------ DATA LINES
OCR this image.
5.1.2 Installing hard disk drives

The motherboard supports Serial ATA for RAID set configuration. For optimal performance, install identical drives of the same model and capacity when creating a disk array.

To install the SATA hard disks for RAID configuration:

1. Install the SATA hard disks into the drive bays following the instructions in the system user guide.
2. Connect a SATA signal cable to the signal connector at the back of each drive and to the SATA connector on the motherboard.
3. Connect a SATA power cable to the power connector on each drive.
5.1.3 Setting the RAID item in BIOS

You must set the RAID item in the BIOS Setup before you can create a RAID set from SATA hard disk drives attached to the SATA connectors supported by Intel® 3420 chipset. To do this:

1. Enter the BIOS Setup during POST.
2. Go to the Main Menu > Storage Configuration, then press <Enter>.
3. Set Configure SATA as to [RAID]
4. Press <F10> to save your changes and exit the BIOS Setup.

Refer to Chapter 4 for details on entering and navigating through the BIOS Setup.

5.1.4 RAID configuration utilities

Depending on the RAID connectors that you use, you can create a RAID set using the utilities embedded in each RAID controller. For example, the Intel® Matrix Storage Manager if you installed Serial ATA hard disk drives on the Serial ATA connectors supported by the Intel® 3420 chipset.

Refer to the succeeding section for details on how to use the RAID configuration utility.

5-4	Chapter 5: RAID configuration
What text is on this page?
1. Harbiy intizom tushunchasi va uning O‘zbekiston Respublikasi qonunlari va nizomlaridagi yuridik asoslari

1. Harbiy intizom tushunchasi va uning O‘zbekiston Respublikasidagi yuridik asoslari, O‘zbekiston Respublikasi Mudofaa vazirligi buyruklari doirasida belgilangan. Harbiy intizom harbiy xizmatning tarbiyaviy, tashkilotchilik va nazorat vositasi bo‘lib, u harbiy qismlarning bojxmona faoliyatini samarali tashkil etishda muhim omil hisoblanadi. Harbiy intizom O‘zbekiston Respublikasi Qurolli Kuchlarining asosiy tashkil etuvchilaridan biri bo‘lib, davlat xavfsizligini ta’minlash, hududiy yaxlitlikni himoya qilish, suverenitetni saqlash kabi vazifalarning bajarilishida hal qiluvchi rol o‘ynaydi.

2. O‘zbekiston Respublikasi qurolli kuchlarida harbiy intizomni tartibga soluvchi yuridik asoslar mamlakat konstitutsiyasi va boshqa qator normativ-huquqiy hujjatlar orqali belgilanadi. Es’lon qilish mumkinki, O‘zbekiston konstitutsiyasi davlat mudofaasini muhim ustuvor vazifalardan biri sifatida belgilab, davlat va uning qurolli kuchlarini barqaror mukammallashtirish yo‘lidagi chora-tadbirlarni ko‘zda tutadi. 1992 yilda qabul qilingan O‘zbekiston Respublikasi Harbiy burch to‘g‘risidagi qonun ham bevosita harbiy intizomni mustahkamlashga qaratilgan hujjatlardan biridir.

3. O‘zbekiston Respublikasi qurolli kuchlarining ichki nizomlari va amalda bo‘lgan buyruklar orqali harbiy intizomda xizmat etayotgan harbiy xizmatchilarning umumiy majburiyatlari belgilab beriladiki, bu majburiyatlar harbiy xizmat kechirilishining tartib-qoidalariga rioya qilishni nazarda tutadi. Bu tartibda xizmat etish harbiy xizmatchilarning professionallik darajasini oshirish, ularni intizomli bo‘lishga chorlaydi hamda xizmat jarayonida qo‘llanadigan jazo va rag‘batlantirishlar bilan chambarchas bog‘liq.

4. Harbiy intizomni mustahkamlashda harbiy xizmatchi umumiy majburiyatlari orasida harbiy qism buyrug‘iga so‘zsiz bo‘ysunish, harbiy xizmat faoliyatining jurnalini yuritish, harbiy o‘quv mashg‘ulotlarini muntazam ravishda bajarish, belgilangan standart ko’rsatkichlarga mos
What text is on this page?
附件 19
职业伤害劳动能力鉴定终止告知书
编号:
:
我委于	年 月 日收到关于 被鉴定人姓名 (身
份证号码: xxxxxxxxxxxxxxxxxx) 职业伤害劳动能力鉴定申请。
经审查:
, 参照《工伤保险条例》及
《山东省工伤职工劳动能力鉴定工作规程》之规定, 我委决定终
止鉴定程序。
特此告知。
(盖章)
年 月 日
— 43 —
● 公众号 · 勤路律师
------------
WHAT IS ASKED ->
Go over the data above and copy every line that has the word "create" in it.

ANSWER FOR THIS EXERCISE ->
You must set the RAID item in the BIOS Setup before you can create a RAID set from SATA hard disk drives attached to the SATA connectors supported by Intel® 3420 chipset. To do this:
Depending on the RAID connectors that you use, you can create a RAID set using the utilities embedded in each RAID controller. For example, the Intel® Matrix Storage Manager if you installed Serial ATA hard disk drives on the Serial ATA connectors supported by the Intel® 3420 chipset.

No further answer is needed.